- TASK DESCRIPTION
Pick out and copy every line below that has the word "input".
━━━━━ MATERIAL TO PROCESS ━━━━━
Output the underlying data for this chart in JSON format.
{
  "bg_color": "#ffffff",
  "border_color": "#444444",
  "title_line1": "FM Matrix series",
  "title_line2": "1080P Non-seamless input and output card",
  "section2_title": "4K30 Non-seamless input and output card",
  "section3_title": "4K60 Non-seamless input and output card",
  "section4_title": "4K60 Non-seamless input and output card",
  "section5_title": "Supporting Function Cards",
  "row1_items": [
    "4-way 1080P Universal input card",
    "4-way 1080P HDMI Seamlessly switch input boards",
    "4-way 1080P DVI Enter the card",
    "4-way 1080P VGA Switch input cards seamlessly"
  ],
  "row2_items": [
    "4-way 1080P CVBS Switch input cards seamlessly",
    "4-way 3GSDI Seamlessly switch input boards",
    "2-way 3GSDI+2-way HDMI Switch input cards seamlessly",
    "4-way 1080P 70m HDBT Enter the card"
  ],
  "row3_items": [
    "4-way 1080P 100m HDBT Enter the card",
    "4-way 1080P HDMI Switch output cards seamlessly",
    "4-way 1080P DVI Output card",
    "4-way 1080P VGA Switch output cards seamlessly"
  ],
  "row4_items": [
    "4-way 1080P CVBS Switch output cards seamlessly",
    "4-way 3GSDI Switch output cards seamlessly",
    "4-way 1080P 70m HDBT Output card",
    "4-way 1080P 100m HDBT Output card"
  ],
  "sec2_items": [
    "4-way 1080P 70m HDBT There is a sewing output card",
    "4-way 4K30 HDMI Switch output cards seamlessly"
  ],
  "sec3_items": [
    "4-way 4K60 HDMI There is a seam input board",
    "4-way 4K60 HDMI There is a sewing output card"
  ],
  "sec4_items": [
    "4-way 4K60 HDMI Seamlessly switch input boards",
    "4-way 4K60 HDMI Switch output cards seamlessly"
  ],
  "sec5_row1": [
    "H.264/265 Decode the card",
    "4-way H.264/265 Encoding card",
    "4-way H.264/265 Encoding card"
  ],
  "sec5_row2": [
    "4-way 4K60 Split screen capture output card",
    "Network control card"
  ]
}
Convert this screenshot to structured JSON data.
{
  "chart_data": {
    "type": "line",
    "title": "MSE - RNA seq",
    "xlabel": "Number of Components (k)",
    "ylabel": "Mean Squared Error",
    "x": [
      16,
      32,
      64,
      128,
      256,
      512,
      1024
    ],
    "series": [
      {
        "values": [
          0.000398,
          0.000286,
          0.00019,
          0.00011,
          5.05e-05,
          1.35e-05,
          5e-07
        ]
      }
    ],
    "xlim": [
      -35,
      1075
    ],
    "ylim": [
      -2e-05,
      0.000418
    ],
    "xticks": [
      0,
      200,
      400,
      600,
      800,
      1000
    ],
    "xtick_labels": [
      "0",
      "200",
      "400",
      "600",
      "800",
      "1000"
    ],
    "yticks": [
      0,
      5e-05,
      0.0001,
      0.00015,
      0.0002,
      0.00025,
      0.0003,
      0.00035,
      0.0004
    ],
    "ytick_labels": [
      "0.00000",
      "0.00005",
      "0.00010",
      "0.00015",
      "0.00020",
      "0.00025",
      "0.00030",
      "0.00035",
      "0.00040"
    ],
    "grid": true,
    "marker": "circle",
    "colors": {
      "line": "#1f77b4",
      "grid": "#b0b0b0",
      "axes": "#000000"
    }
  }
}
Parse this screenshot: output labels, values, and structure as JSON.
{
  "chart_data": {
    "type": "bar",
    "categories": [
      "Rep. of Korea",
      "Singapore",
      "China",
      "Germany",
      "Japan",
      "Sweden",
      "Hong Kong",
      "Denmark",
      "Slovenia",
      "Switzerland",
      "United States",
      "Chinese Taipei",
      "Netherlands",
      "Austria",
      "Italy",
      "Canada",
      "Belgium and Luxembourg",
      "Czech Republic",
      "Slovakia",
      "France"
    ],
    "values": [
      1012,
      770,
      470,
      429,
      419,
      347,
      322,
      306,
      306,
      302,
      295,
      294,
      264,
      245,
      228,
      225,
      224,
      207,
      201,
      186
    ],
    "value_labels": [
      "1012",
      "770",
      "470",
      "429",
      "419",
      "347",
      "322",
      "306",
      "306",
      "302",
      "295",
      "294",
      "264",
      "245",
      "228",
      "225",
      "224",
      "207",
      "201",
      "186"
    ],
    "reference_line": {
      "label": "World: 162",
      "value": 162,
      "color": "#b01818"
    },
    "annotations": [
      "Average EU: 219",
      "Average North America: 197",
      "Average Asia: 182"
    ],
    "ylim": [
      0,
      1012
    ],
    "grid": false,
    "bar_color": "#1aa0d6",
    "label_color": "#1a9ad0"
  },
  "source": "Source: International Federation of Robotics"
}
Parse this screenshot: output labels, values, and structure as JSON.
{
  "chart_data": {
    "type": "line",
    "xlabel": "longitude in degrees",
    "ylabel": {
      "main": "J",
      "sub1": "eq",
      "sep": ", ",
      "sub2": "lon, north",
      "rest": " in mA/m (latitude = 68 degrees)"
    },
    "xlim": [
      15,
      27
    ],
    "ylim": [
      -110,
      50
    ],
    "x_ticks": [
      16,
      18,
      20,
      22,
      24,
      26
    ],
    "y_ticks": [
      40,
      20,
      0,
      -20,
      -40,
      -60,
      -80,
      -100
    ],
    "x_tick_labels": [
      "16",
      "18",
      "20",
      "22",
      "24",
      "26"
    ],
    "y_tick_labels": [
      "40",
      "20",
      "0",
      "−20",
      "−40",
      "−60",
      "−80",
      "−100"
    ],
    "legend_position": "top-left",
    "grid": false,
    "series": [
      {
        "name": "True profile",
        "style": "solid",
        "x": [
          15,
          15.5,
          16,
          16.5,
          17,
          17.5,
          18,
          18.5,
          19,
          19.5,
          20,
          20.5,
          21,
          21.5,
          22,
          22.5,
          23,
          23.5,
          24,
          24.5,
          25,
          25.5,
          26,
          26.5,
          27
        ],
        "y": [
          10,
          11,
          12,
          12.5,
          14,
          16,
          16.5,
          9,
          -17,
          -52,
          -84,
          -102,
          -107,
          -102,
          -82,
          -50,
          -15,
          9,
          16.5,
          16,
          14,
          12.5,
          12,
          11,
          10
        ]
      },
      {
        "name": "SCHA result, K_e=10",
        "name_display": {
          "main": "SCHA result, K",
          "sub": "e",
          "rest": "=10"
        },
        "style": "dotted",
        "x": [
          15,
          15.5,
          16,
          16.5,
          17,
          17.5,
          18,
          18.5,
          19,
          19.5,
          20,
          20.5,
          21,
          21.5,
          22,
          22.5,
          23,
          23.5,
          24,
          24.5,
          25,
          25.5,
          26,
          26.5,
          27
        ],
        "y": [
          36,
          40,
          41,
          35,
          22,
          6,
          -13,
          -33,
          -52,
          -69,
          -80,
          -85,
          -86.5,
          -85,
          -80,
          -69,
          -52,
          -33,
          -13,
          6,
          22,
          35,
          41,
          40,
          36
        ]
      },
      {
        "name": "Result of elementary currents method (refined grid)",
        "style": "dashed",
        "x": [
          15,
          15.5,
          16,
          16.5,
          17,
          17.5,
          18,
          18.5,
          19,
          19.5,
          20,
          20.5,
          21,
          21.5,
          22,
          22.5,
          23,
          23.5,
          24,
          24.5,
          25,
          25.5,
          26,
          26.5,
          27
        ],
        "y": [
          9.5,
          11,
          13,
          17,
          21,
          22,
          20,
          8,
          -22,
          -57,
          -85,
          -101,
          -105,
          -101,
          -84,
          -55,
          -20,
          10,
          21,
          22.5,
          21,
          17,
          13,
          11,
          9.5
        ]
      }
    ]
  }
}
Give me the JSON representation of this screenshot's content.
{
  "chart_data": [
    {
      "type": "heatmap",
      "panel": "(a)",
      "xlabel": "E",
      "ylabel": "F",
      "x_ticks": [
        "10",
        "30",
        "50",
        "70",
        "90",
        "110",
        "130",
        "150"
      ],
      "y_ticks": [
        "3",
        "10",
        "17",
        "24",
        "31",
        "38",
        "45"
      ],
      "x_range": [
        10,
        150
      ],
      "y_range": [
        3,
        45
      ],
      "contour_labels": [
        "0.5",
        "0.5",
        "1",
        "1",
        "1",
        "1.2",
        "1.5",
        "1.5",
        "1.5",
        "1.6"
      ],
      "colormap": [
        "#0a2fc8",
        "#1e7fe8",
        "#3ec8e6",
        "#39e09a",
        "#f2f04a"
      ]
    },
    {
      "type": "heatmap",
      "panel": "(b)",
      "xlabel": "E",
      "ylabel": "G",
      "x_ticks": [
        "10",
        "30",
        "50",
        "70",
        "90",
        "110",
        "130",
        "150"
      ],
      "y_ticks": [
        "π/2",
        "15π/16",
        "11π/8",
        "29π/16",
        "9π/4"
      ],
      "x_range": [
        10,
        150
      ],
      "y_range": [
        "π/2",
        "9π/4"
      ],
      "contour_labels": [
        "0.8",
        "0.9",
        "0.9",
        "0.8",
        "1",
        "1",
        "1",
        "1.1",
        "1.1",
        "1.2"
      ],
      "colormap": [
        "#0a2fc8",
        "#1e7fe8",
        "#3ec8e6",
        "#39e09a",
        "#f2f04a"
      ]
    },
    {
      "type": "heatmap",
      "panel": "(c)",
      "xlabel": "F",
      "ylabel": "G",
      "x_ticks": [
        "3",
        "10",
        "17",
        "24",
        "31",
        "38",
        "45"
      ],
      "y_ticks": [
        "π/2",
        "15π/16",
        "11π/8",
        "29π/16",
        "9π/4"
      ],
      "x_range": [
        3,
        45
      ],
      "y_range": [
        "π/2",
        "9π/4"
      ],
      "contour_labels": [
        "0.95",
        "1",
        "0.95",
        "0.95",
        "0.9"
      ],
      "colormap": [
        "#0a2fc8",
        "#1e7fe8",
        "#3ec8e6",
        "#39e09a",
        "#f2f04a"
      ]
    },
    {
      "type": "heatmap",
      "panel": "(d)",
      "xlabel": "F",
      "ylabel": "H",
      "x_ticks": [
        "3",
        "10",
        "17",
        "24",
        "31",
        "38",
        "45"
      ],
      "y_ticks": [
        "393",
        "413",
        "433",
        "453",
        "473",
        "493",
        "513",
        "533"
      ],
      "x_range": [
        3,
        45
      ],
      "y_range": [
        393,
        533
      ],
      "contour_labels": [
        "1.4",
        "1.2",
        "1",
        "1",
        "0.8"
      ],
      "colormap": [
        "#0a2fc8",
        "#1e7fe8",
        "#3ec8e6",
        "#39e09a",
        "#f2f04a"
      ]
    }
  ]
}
━━━━━
- WORKED SOLUTION
  "title_line2": "1080P Non-seamless input and output card",
  "section2_title": "4K30 Non-seamless input and output card",
  "section3_title": "4K60 Non-seamless input and output card",
  "section4_title": "4K60 Non-seamless input and output card",
    "4-way 1080P Universal input card",
    "4-way 1080P HDMI Seamlessly switch input boards",
    "4-way 1080P VGA Switch input cards seamlessly"
    "4-way 1080P CVBS Switch input cards seamlessly",
    "4-way 3GSDI Seamlessly switch input boards",
    "2-way 3GSDI+2-way HDMI Switch input cards seamlessly",
    "4-way 4K60 HDMI There is a seam input board",
    "4-way 4K60 HDMI Seamlessly switch input boards",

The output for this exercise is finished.